- _Recorded data_
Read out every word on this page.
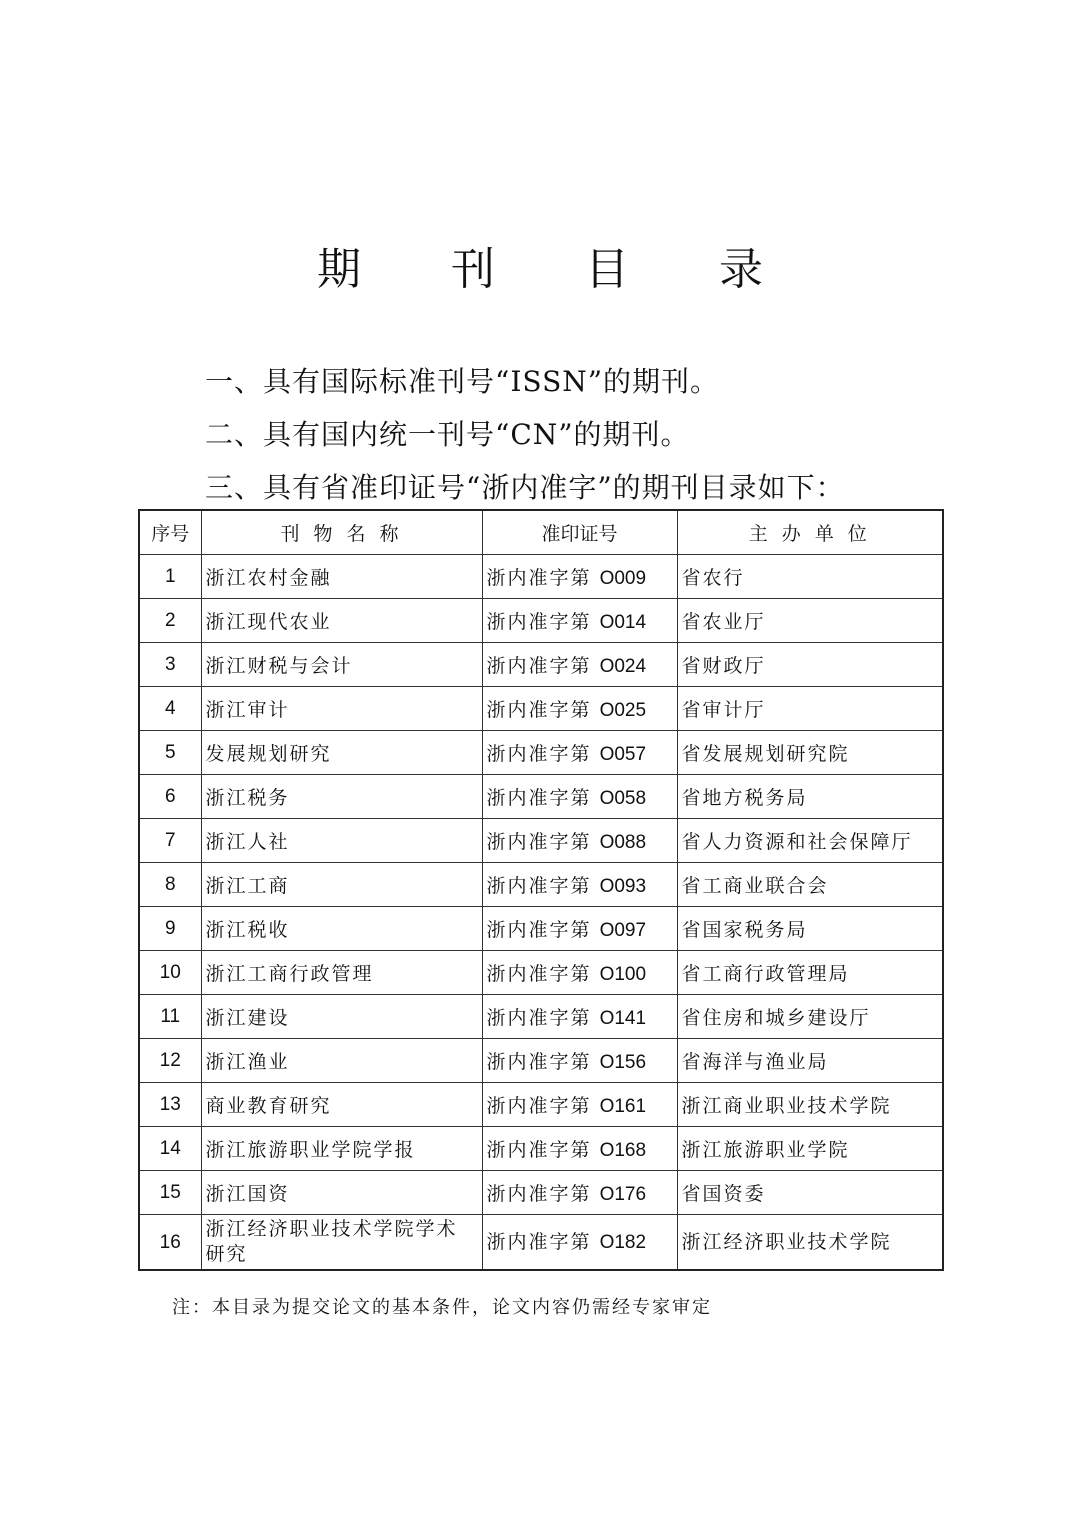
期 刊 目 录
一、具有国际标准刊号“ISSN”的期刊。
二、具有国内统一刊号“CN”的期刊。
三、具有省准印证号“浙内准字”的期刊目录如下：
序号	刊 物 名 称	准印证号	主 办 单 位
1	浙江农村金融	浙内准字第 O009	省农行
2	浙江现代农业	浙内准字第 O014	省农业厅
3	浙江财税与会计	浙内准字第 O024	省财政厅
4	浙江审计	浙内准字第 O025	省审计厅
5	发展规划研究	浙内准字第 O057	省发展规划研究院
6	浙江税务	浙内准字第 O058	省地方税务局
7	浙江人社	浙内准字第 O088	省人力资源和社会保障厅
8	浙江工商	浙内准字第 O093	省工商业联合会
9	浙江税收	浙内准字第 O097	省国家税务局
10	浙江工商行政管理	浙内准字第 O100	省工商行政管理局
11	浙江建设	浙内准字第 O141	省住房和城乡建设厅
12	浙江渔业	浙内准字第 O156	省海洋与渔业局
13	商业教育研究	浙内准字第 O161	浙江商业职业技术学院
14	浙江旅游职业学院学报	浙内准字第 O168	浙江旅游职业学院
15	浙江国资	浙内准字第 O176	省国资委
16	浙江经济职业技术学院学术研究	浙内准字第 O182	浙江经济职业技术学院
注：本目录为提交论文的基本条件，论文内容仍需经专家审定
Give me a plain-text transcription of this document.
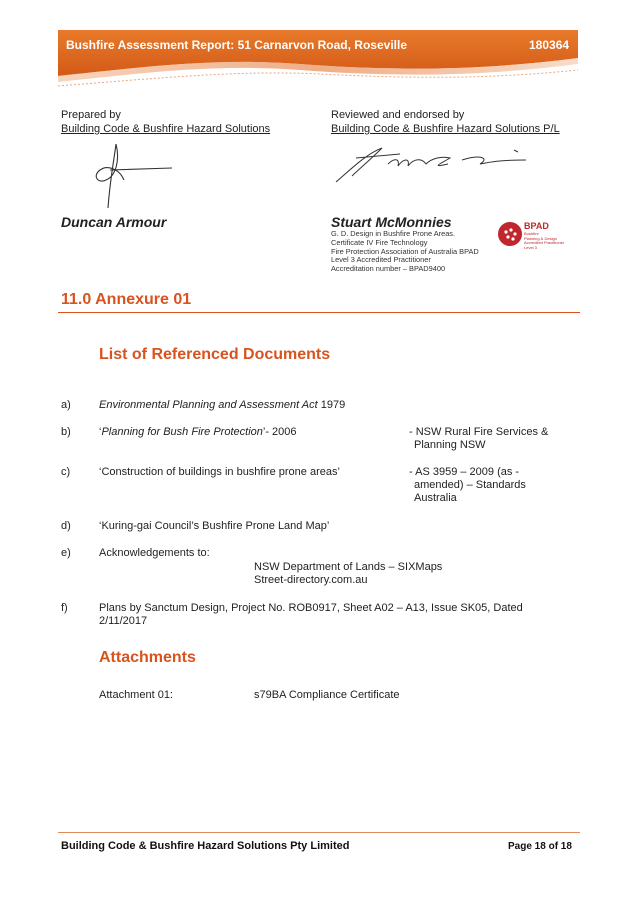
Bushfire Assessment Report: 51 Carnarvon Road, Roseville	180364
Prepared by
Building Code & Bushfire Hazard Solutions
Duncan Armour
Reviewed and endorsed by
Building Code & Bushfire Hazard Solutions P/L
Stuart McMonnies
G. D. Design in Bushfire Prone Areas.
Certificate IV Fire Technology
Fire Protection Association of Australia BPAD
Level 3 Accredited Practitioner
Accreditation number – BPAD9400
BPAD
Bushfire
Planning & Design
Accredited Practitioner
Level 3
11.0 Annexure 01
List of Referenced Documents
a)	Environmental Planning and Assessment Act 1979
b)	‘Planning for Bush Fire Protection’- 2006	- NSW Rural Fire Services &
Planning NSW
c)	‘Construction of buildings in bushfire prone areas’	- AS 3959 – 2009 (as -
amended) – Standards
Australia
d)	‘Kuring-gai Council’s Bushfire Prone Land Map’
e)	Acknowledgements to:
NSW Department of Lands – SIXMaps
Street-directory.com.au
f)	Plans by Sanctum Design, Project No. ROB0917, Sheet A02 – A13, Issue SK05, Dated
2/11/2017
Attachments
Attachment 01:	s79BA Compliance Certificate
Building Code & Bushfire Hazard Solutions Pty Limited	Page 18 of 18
...
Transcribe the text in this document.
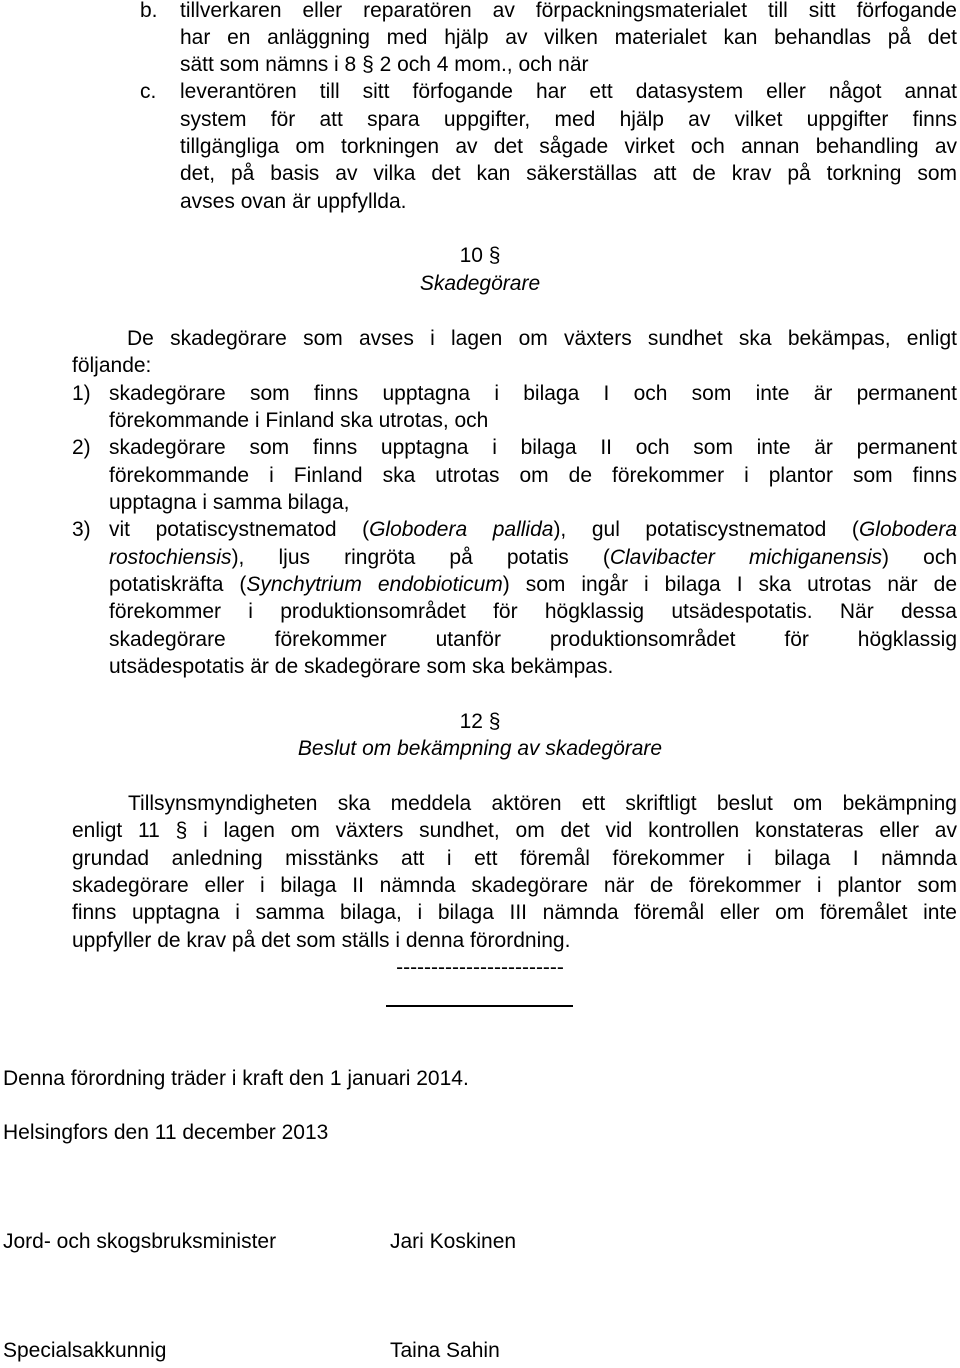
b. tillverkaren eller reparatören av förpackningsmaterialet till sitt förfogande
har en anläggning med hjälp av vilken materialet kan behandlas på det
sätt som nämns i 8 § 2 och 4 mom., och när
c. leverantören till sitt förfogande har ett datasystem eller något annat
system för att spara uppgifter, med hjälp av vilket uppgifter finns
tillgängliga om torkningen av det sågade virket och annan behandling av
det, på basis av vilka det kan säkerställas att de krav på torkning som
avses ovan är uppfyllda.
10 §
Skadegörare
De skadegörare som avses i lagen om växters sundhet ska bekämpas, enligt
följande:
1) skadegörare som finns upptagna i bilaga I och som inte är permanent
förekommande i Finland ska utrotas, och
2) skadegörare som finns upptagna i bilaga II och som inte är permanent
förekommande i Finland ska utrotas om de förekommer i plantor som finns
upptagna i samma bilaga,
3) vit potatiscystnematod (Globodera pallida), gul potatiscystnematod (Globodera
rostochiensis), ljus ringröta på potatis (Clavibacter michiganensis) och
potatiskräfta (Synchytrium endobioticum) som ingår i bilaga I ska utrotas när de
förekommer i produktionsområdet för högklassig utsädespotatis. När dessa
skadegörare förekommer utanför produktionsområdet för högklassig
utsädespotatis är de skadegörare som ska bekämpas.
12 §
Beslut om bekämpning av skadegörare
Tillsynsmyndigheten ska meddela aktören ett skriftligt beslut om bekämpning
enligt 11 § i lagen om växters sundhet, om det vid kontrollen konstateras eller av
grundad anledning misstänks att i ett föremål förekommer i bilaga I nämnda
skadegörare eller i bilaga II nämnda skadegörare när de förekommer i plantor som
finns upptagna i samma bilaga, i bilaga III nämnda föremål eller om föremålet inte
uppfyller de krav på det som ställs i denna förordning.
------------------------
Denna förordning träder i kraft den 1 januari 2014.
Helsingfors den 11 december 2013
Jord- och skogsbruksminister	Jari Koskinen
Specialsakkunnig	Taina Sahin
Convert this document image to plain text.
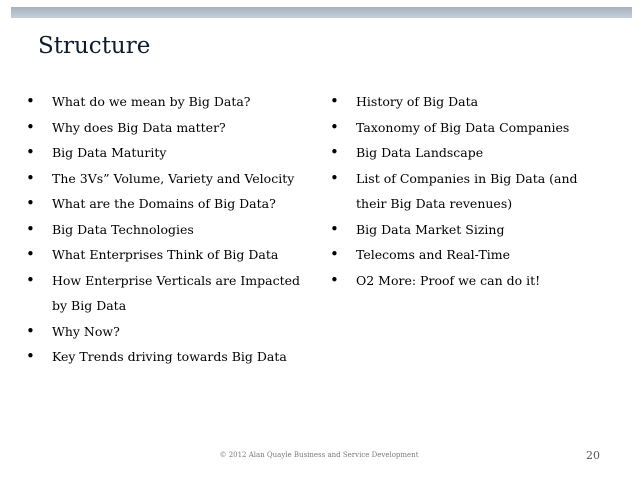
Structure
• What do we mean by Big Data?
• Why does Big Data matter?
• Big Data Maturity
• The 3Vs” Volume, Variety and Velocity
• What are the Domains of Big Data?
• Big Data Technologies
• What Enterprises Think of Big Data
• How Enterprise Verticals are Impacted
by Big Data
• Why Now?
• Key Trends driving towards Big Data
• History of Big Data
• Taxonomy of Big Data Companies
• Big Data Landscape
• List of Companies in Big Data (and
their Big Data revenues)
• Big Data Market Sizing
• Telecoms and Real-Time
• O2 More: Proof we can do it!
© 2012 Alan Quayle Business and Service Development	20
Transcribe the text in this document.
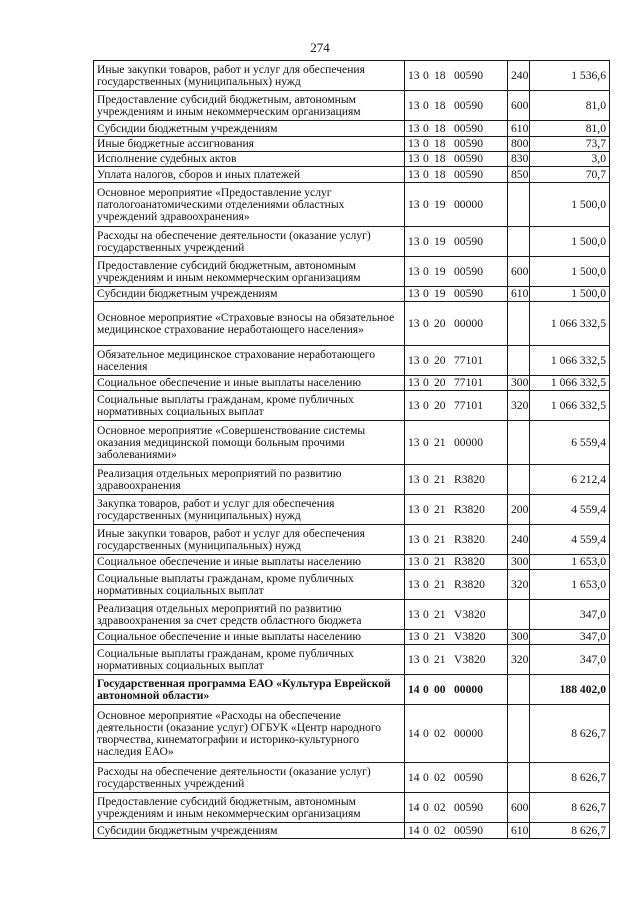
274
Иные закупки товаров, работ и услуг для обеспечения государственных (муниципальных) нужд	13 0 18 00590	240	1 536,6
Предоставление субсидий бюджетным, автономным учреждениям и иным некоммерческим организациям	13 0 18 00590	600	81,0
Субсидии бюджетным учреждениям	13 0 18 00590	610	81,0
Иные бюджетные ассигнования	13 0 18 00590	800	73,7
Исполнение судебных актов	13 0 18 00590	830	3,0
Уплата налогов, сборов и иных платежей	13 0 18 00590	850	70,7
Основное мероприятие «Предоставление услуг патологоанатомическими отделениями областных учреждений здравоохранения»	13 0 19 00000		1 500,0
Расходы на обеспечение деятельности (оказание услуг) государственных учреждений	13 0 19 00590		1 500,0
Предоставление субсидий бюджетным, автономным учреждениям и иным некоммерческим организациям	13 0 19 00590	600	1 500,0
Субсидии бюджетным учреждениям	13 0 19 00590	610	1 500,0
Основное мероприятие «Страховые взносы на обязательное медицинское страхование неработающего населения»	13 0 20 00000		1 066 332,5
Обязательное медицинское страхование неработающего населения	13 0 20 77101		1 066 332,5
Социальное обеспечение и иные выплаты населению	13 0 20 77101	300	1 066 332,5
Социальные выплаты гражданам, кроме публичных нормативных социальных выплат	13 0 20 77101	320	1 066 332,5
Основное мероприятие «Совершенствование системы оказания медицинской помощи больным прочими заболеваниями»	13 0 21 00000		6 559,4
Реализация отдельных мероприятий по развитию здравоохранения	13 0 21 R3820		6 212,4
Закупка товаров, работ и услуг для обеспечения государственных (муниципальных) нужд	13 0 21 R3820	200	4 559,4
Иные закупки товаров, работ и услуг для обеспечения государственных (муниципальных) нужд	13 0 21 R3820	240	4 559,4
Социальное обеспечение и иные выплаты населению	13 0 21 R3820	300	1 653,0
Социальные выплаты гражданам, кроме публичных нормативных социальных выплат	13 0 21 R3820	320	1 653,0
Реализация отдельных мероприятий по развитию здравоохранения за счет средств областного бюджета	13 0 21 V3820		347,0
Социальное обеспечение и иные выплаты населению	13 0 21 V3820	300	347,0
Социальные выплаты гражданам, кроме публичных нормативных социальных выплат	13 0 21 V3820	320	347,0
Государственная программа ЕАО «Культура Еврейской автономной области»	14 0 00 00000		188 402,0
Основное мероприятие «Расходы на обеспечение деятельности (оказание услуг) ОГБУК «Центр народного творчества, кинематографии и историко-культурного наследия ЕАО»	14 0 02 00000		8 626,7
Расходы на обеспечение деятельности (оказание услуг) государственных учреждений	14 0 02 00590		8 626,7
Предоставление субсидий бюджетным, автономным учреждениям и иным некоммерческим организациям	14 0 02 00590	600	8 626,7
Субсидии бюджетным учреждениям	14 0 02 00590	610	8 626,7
...
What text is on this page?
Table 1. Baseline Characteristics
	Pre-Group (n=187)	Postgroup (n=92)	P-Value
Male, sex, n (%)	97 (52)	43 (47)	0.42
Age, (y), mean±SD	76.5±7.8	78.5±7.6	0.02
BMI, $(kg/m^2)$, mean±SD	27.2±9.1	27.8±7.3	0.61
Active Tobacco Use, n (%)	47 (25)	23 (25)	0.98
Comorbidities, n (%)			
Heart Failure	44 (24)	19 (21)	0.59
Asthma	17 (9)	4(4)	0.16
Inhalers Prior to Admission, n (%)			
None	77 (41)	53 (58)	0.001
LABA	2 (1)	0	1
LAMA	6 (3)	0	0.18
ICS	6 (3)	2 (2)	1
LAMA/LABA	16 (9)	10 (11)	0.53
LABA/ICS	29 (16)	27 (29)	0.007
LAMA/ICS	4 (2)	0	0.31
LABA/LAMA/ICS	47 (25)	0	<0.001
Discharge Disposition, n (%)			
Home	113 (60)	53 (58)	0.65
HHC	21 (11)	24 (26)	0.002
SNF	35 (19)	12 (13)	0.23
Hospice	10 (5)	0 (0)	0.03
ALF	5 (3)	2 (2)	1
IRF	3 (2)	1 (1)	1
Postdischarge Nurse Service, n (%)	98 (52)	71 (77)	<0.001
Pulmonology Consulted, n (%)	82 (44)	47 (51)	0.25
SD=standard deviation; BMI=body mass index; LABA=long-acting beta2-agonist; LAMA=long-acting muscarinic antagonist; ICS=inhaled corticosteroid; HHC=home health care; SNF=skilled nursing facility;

- _Instruction_
Every line in the data above that contains "Certificate" needs to be copied.

- _Complete response_
Certificate IV Fire Technology
Attachment 01:	s79BA Compliance Certificate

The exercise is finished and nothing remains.